### Task description:
Below is a listing. Gather each line of it that contains "page".

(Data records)
---
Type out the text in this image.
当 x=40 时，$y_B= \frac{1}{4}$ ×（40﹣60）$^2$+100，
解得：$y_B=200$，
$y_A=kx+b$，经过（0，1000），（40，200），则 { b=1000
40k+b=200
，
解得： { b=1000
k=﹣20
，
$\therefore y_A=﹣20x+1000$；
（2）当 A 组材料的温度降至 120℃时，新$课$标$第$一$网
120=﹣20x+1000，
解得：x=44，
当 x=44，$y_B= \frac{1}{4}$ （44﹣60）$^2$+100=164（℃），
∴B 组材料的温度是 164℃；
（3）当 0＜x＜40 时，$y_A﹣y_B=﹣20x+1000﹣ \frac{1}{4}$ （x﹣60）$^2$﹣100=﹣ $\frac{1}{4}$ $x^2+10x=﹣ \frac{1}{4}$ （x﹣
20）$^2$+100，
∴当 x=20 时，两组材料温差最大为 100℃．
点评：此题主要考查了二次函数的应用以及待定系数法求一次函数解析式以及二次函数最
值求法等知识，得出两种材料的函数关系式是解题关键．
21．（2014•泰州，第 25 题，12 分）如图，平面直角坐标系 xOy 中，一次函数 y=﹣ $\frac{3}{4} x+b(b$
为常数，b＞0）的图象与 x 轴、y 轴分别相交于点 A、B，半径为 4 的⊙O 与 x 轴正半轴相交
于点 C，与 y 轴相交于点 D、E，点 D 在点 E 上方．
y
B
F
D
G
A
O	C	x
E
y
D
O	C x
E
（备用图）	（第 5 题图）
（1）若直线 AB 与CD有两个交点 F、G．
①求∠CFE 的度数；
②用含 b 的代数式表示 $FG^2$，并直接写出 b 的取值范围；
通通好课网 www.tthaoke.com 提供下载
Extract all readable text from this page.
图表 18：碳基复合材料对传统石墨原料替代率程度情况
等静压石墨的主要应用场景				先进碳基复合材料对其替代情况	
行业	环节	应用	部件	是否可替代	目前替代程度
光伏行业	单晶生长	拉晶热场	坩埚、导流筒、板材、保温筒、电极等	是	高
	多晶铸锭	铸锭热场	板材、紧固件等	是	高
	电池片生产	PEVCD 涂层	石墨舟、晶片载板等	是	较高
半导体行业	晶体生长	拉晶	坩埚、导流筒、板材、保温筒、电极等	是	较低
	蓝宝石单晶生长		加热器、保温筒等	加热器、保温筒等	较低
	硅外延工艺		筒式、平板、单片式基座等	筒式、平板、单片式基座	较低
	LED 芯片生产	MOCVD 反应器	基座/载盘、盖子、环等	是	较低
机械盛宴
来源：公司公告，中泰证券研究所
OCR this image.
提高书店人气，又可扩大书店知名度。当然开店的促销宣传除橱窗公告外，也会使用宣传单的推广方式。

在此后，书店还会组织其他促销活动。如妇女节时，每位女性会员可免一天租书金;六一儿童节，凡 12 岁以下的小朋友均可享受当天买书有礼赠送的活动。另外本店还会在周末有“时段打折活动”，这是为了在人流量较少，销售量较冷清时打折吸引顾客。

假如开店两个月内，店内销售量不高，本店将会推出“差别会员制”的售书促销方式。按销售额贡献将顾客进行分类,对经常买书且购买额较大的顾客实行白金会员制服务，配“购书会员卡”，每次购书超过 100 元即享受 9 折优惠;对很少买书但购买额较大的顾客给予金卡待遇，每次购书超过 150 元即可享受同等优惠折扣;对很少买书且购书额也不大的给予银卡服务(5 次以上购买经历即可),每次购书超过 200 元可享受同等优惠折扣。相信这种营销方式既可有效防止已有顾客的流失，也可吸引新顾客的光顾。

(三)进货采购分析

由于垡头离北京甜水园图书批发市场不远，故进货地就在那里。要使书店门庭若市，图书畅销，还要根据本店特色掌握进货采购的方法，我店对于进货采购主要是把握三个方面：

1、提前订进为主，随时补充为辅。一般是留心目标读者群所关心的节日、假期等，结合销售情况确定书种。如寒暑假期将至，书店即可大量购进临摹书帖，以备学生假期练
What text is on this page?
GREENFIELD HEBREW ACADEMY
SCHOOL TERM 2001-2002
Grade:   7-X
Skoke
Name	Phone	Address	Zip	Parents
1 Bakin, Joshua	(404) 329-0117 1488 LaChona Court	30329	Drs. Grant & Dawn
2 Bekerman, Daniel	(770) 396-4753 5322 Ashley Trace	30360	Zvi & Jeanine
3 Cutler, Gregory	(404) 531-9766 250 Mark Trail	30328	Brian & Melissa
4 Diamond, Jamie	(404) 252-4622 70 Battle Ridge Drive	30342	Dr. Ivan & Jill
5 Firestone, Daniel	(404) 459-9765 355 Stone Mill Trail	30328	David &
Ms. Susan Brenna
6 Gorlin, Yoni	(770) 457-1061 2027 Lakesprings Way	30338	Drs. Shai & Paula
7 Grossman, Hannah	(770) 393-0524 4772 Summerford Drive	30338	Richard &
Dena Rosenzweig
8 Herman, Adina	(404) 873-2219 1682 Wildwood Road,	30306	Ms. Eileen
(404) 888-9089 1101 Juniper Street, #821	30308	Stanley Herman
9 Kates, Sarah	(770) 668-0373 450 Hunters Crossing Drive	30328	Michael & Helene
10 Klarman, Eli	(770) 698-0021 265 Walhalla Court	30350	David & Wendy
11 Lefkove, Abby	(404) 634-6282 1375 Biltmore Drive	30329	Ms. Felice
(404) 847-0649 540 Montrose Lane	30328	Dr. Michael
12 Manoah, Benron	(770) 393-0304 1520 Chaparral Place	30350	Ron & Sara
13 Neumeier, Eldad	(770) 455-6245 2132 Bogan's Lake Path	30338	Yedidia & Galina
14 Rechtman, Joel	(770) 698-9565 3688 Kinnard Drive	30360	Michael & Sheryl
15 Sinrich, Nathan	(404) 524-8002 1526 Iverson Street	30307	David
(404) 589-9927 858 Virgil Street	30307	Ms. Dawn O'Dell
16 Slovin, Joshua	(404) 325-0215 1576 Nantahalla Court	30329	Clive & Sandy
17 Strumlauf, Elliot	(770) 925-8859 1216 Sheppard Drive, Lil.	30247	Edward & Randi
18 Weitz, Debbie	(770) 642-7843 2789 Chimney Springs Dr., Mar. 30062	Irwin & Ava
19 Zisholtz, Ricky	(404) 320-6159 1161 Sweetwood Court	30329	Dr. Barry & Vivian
---
### Answer below:
Extract all readable text from this page.
What text is on this page?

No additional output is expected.